> **What is expected**:
Write each record again exactly as it stands.

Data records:
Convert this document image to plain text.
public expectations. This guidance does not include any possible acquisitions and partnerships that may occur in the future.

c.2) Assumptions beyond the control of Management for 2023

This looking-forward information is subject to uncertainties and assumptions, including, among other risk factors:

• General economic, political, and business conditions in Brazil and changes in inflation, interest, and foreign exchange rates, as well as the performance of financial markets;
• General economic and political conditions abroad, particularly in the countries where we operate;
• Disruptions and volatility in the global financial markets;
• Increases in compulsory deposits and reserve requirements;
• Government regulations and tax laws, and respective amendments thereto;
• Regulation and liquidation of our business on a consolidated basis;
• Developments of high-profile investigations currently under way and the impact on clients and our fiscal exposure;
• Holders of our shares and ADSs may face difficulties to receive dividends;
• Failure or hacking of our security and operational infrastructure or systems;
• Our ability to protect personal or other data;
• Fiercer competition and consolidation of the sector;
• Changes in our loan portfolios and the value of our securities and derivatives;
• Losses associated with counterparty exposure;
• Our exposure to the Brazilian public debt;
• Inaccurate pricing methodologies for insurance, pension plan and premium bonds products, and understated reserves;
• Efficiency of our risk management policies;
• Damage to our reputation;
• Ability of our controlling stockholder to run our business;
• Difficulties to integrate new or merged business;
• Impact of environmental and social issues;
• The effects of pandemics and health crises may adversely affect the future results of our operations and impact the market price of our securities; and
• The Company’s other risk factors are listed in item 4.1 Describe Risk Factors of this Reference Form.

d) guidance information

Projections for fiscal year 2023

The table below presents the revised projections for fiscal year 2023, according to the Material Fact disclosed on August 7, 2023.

> **Exercise solution**:
Convert this document image to plain text.
public expectations. This guidance does not include any possible acquisitions and partnerships that may occur in the future.

c.2) Assumptions beyond the control of Management for 2023

This looking-forward information is subject to uncertainties and assumptions, including, among other risk factors:

• General economic, political, and business conditions in Brazil and changes in inflation, interest, and foreign exchange rates, as well as the performance of financial markets;
• General economic and political conditions abroad, particularly in the countries where we operate;
• Disruptions and volatility in the global financial markets;
• Increases in compulsory deposits and reserve requirements;
• Government regulations and tax laws, and respective amendments thereto;
• Regulation and liquidation of our business on a consolidated basis;
• Developments of high-profile investigations currently under way and the impact on clients and our fiscal exposure;
• Holders of our shares and ADSs may face difficulties to receive dividends;
• Failure or hacking of our security and operational infrastructure or systems;
• Our ability to protect personal or other data;
• Fiercer competition and consolidation of the sector;
• Changes in our loan portfolios and the value of our securities and derivatives;
• Losses associated with counterparty exposure;
• Our exposure to the Brazilian public debt;
• Inaccurate pricing methodologies for insurance, pension plan and premium bonds products, and understated reserves;
• Efficiency of our risk management policies;
• Damage to our reputation;
• Ability of our controlling stockholder to run our business;
• Difficulties to integrate new or merged business;
• Impact of environmental and social issues;
• The effects of pandemics and health crises may adversely affect the future results of our operations and impact the market price of our securities; and
• The Company’s other risk factors are listed in item 4.1 Describe Risk Factors of this Reference Form.

d) guidance information

Projections for fiscal year 2023

The table below presents the revised projections for fiscal year 2023, according to the Material Fact disclosed on August 7, 2023.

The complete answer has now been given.